## OBJECTIVE
Keep only those lines of the records that include the string "decrease".
— start SUPPLIED RECORDS —
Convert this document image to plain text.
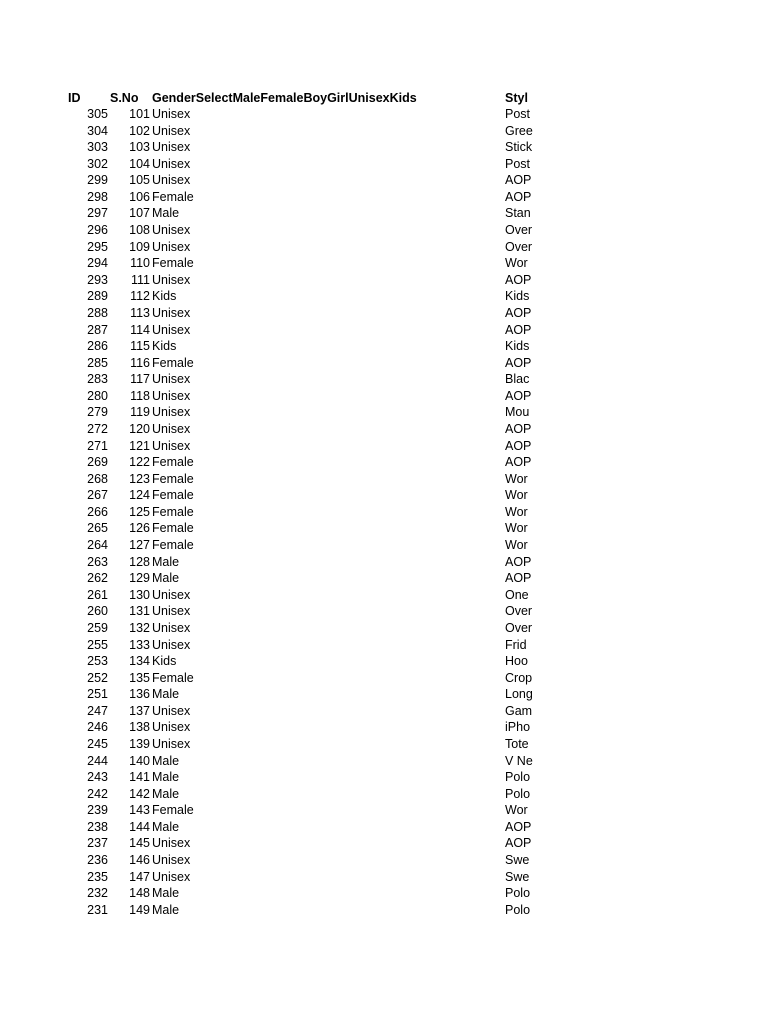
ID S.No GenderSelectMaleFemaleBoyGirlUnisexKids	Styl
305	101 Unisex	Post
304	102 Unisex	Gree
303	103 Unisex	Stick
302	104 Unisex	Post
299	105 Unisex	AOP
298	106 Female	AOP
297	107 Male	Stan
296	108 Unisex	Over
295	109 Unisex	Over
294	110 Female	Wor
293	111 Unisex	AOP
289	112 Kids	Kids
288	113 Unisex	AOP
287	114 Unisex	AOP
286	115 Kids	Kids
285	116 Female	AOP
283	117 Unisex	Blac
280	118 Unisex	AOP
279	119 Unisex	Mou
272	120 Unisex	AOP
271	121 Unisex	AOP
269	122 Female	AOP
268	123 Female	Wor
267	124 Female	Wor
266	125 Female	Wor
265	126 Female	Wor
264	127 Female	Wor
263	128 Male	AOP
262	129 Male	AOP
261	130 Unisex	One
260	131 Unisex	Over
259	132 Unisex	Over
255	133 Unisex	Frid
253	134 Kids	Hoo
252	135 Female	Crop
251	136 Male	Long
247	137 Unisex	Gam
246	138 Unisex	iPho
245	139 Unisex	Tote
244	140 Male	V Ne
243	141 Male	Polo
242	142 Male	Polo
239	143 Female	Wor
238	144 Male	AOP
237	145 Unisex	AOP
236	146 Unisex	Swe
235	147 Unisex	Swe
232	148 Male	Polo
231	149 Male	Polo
— end SUPPLIED RECORDS —
— start SUPPLIED RECORDS —
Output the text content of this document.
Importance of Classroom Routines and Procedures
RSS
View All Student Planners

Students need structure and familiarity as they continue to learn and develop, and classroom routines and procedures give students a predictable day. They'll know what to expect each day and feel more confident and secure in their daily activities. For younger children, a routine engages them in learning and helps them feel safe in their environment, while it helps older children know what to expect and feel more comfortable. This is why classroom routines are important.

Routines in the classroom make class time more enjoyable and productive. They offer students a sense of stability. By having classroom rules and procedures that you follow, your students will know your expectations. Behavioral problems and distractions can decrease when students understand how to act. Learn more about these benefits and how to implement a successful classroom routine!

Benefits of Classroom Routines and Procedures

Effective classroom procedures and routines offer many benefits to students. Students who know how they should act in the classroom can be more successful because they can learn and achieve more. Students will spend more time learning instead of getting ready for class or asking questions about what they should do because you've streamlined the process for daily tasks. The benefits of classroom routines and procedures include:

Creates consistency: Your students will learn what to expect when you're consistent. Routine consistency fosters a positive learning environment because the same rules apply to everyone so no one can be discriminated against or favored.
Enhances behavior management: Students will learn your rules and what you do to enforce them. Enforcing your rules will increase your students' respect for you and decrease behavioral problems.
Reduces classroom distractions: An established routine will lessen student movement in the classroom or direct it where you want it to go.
— end SUPPLIED RECORDS —
— start SUPPLIED RECORDS —
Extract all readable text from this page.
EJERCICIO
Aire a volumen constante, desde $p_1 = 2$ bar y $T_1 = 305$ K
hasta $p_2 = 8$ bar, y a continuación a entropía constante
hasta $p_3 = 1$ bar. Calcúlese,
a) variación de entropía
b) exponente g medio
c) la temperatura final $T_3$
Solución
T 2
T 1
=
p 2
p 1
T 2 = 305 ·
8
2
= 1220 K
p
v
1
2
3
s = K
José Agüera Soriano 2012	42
— end SUPPLIED RECORDS —
## TASK SOLUTION
Routines in the classroom make class time more enjoyable and productive. They offer students a sense of stability. By having classroom rules and procedures that you follow, your students will know your expectations. Behavioral problems and distractions can decrease when students understand how to act. Learn more about these benefits and how to implement a successful classroom routine!
Enhances behavior management: Students will learn your rules and what you do to enforce them. Enforcing your rules will increase your students' respect for you and decrease behavioral problems.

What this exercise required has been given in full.